* Work required:
Go through the material below and count the lines in which the word "substance" occurs; the only output is the number.

* Data for analysis:
-------

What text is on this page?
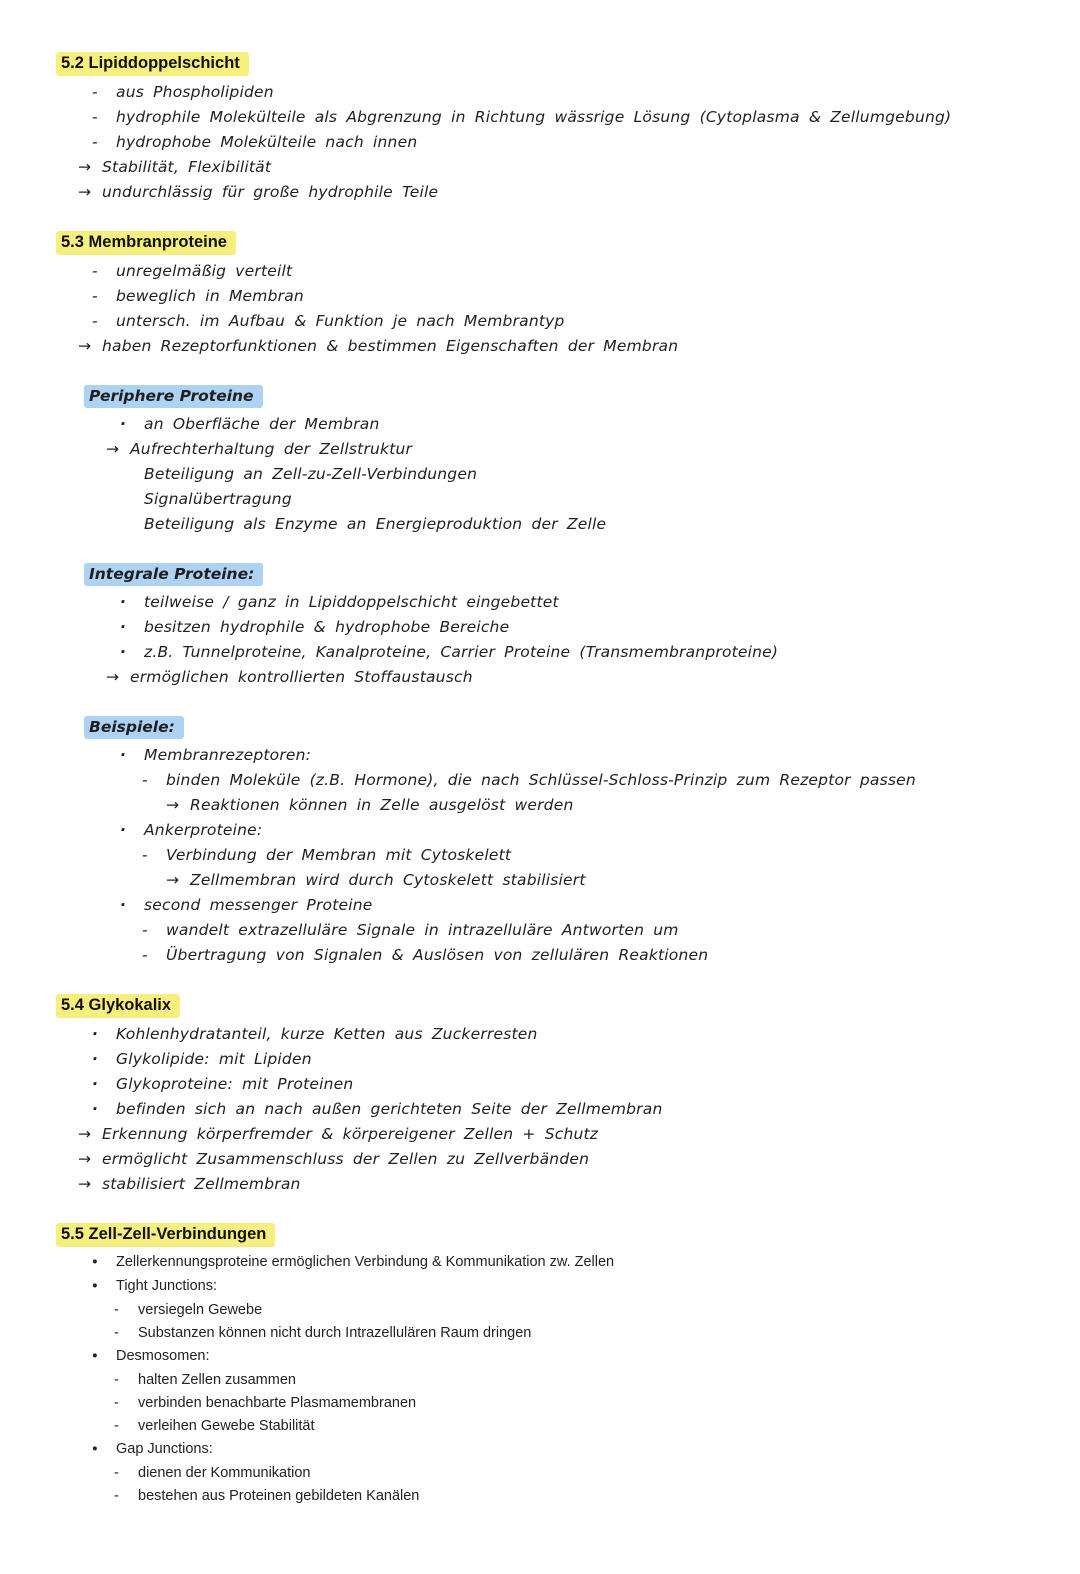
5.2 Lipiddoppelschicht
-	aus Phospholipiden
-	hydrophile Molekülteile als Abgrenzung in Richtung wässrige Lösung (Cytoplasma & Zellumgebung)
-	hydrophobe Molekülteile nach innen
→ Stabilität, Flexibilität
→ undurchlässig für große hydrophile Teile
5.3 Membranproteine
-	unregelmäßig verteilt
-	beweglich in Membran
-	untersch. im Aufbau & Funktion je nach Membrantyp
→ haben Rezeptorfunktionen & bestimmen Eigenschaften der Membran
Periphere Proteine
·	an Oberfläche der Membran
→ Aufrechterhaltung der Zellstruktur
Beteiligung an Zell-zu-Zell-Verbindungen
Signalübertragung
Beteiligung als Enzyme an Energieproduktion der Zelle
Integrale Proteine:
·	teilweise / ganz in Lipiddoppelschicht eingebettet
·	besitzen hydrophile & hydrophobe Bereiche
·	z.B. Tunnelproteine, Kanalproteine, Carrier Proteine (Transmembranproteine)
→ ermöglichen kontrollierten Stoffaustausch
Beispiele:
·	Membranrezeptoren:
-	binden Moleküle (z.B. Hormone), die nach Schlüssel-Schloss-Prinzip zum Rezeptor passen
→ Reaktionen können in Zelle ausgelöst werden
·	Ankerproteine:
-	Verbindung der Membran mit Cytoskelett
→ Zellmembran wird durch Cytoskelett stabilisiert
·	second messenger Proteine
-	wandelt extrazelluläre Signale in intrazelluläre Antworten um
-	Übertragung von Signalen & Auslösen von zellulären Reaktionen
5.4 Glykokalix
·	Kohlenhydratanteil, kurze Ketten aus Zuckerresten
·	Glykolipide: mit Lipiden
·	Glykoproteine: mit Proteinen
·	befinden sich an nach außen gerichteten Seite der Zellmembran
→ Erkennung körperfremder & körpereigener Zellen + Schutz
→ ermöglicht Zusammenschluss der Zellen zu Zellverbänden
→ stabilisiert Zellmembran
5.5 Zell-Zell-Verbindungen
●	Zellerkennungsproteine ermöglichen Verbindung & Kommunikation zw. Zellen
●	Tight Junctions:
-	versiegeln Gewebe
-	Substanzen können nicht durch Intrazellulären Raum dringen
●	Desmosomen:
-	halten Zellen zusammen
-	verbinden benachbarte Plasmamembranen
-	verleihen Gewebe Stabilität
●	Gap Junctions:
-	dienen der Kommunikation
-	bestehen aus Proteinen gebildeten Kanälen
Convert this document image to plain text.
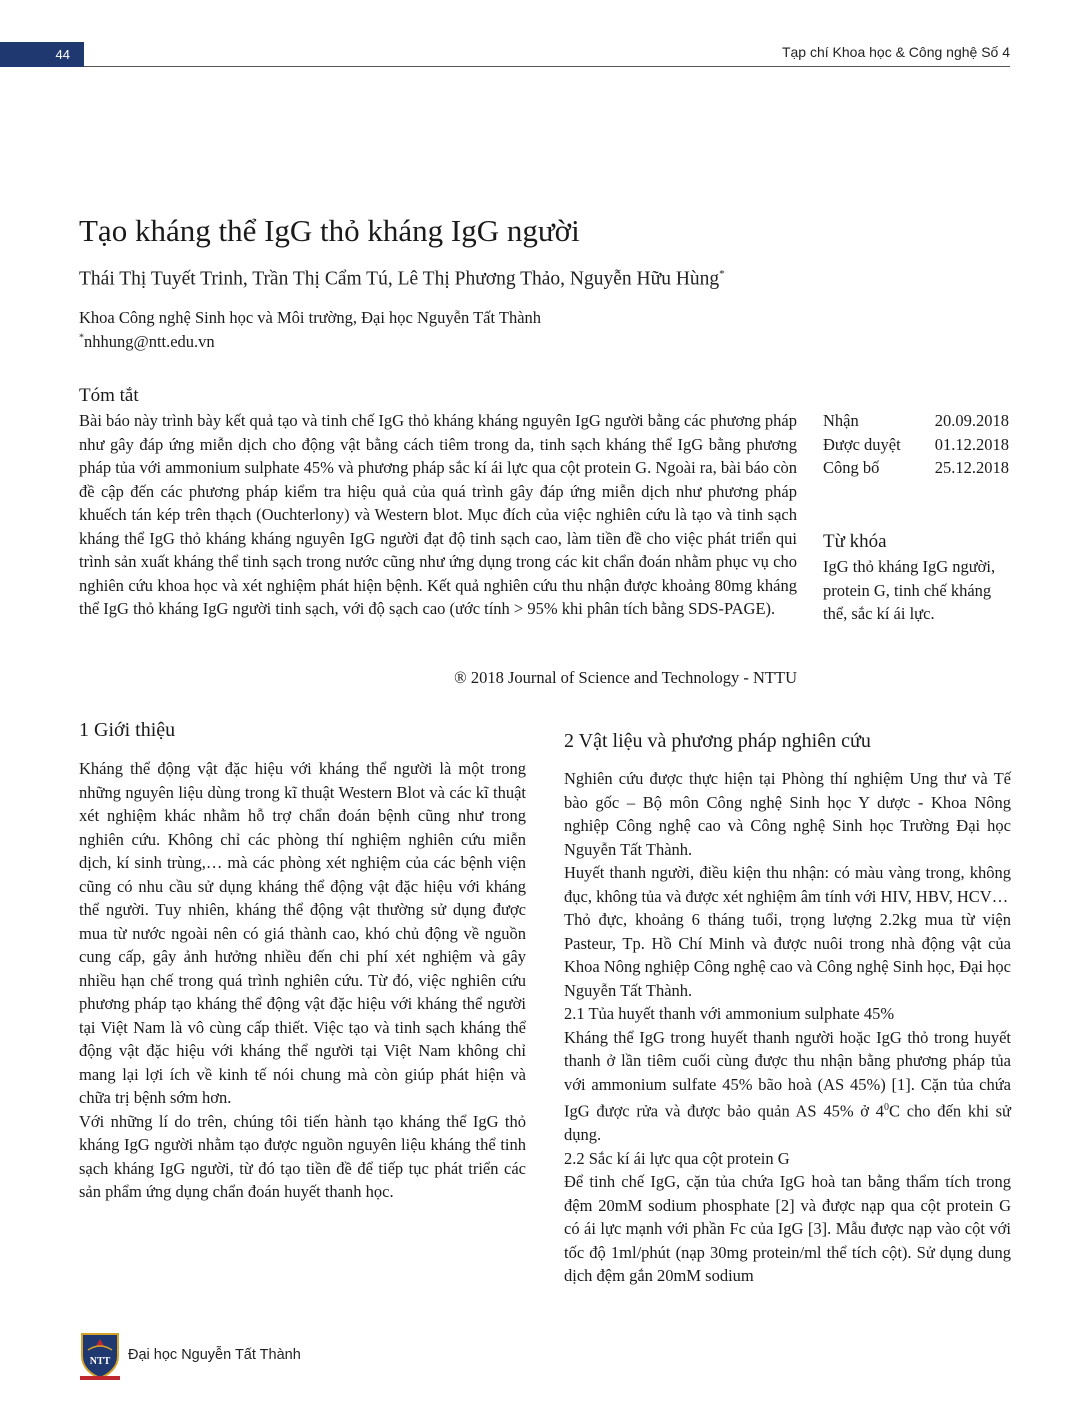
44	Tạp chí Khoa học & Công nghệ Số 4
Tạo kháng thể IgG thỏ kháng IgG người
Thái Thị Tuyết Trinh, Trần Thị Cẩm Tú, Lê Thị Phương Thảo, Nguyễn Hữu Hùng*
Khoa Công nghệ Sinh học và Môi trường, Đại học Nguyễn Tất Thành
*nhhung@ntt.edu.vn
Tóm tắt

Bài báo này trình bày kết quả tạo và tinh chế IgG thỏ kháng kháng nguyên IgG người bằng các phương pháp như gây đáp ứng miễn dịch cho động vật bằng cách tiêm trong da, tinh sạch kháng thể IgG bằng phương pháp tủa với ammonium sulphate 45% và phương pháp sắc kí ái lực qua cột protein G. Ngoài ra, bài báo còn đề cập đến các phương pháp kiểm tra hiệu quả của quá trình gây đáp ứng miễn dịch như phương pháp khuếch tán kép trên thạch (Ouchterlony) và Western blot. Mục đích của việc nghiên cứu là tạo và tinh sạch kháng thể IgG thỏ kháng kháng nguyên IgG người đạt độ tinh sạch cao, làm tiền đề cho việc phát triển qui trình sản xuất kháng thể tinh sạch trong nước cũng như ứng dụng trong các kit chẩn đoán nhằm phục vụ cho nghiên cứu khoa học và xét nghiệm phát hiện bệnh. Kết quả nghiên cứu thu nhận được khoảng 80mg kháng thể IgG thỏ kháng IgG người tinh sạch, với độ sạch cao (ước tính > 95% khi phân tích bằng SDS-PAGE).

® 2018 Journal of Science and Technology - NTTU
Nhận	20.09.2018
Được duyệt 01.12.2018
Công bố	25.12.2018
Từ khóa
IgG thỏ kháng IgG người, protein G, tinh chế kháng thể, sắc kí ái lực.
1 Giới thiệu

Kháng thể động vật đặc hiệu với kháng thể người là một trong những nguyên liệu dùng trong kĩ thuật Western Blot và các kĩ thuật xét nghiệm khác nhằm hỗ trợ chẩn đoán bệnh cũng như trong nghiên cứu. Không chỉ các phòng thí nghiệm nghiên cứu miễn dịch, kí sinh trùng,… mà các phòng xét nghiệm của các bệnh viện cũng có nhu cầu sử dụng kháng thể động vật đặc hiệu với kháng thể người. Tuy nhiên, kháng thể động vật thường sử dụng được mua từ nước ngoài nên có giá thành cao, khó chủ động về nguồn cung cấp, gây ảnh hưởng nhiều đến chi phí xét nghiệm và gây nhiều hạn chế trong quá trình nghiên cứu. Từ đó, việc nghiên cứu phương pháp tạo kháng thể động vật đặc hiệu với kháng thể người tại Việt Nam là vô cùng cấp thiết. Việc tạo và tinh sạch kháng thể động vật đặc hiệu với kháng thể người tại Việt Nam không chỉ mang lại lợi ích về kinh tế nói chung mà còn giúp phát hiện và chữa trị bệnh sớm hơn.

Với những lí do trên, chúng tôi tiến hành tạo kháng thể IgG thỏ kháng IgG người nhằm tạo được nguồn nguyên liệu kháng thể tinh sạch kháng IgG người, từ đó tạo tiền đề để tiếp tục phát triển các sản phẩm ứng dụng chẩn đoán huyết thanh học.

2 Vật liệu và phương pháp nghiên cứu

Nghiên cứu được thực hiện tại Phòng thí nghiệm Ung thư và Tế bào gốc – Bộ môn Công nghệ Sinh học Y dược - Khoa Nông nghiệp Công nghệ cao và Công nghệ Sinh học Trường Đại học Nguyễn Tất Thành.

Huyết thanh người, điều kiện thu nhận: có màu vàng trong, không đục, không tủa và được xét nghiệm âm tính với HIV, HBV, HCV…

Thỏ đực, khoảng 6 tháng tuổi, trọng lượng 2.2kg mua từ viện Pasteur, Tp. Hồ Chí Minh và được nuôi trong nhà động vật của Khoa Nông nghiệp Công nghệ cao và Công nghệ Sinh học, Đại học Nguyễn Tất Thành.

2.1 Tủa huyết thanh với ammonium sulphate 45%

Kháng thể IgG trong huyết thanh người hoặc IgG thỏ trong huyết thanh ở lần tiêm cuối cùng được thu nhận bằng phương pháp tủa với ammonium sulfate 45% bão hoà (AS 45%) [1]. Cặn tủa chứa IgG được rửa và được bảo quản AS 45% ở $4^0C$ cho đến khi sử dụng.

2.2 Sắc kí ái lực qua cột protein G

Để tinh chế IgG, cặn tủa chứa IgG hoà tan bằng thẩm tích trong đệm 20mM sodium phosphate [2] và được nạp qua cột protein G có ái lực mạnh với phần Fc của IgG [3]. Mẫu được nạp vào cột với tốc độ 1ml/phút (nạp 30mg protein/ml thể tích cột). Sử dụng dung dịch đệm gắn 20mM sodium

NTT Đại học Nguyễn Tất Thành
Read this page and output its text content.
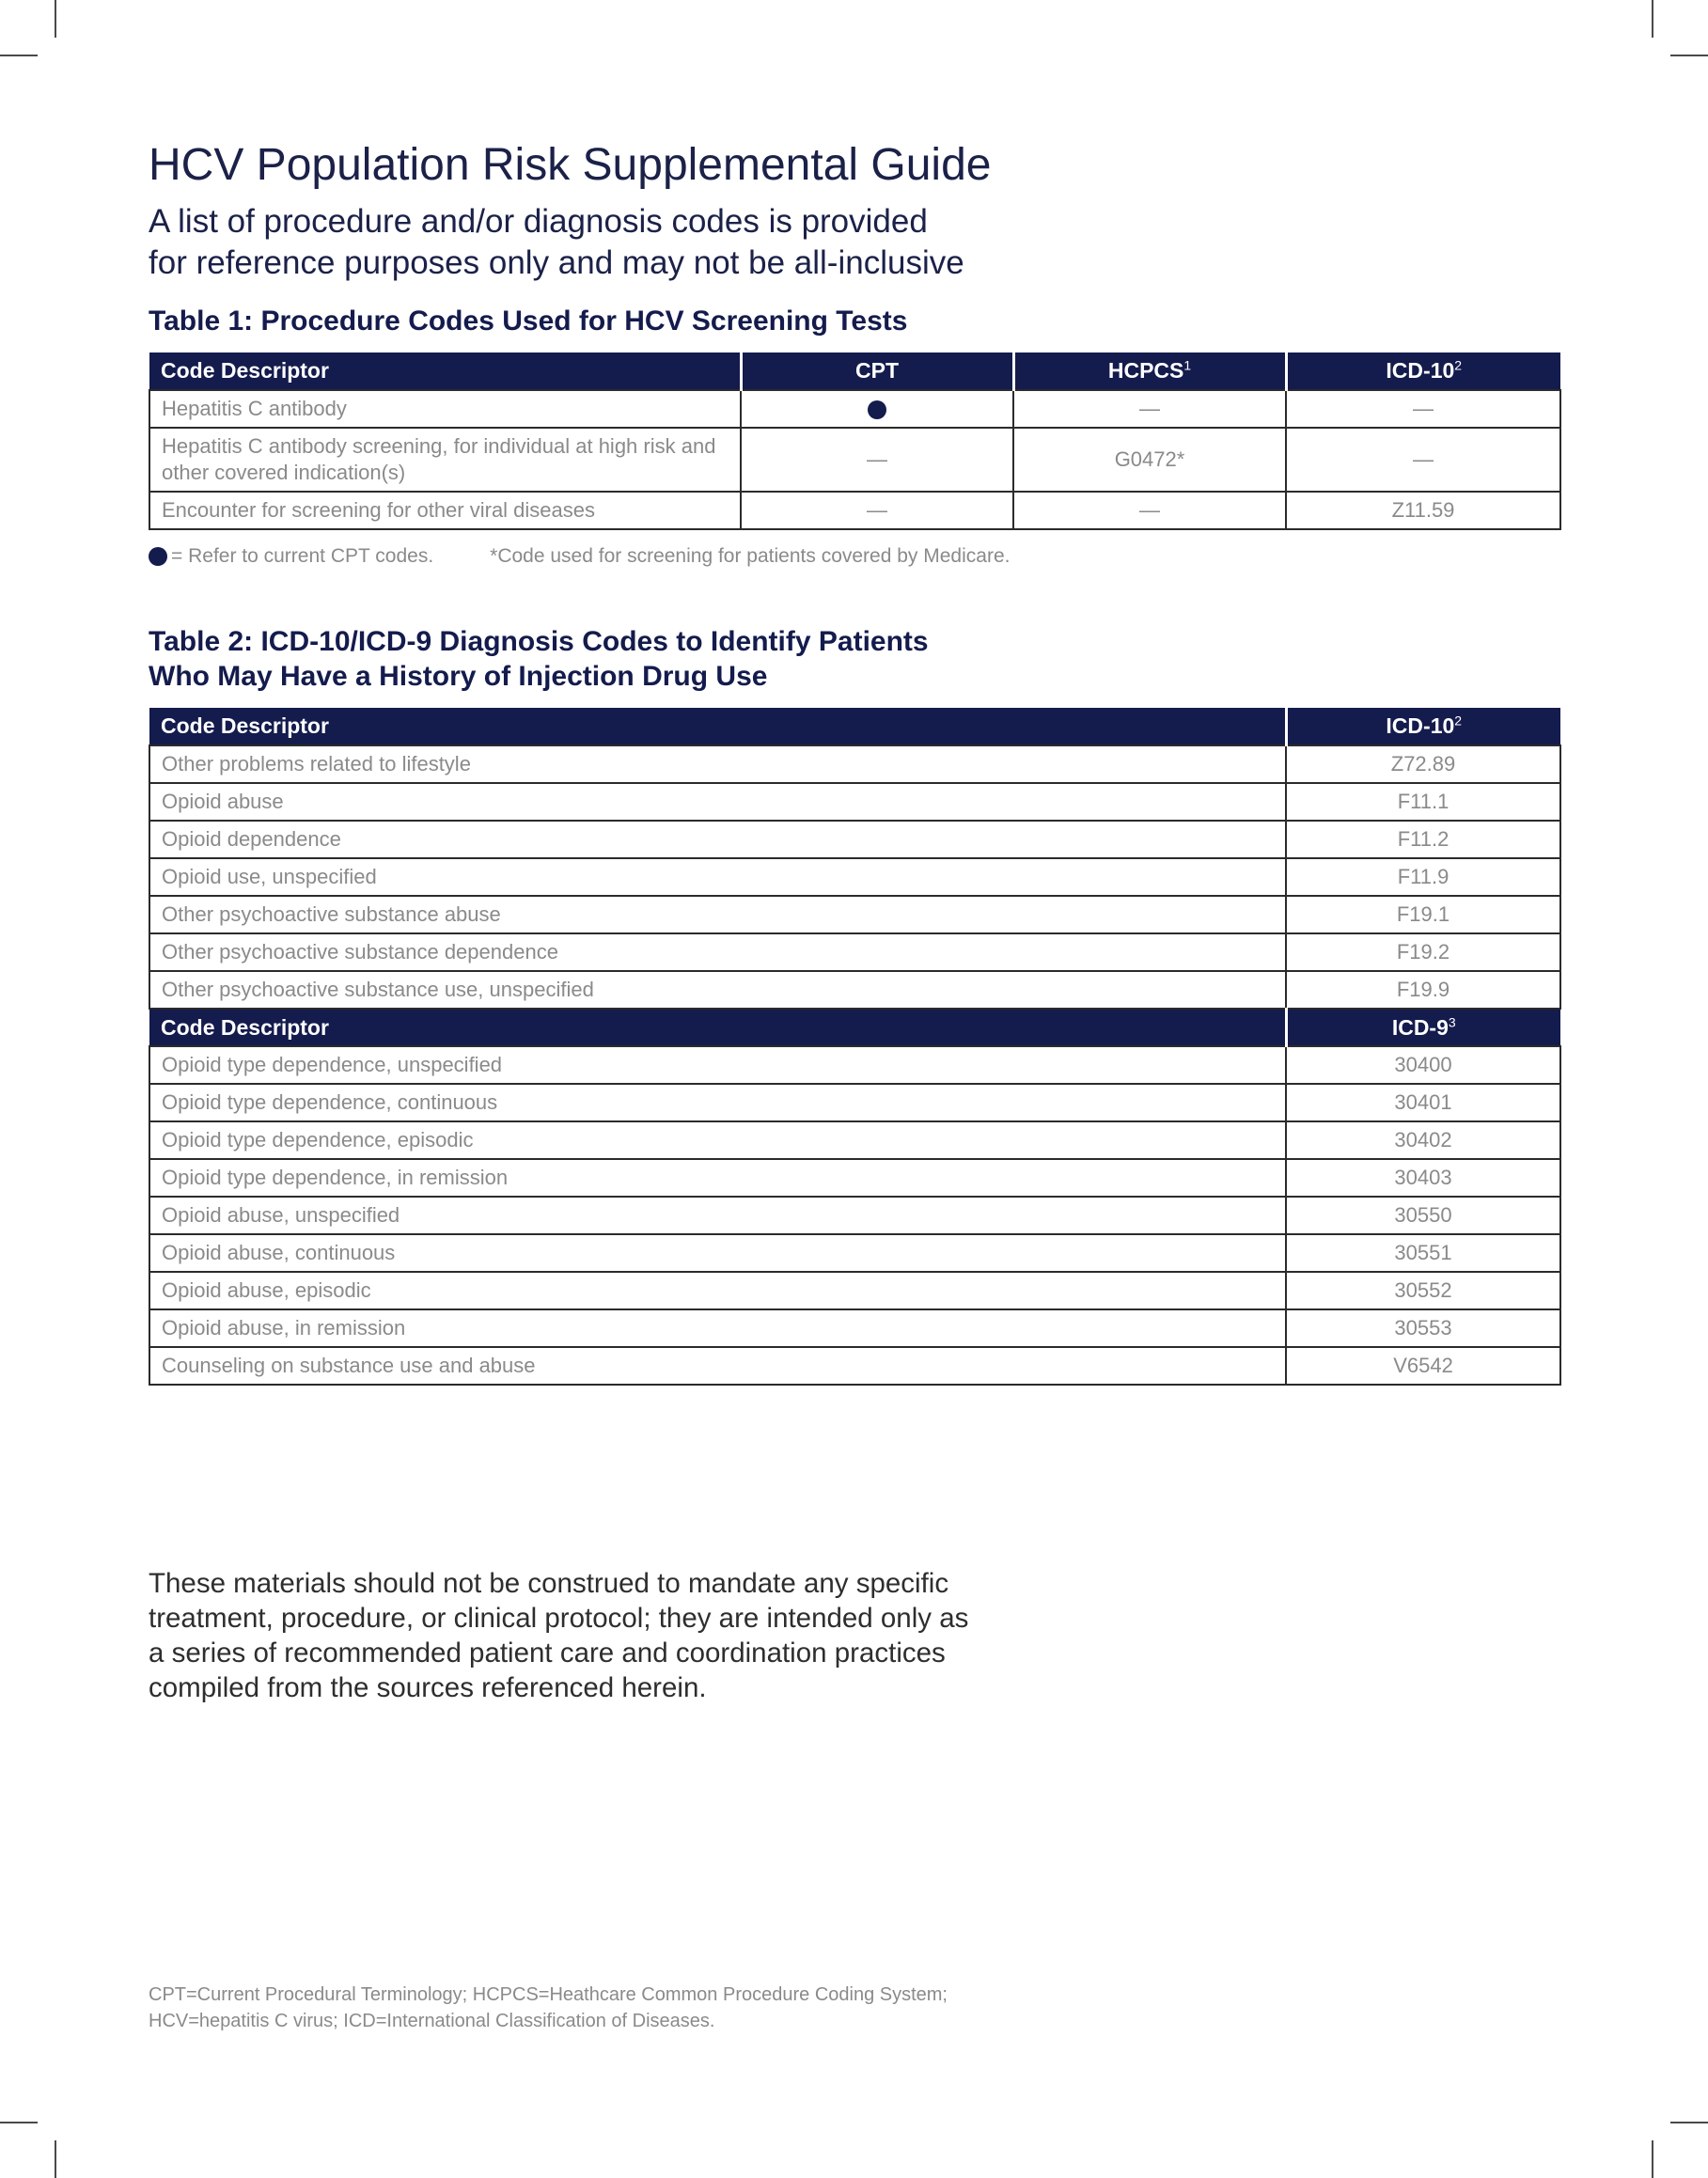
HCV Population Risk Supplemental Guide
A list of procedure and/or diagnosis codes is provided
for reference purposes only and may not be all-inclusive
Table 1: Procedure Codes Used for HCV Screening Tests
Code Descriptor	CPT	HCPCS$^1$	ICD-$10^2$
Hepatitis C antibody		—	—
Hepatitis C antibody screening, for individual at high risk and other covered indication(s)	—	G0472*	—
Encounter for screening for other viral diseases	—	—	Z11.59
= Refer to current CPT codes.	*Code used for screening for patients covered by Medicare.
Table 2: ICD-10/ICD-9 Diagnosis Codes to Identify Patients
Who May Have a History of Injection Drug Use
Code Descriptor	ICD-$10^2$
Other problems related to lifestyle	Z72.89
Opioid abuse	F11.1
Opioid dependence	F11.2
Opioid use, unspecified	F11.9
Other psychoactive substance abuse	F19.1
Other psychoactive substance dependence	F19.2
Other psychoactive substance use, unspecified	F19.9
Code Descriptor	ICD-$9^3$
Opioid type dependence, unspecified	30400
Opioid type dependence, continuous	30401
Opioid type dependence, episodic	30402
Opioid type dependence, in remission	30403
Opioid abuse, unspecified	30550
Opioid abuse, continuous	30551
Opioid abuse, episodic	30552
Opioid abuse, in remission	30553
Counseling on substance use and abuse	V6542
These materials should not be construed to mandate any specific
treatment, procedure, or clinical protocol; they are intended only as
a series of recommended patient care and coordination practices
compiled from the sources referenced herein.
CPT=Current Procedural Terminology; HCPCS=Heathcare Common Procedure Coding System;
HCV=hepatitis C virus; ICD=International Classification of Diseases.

-------

* Solution:
4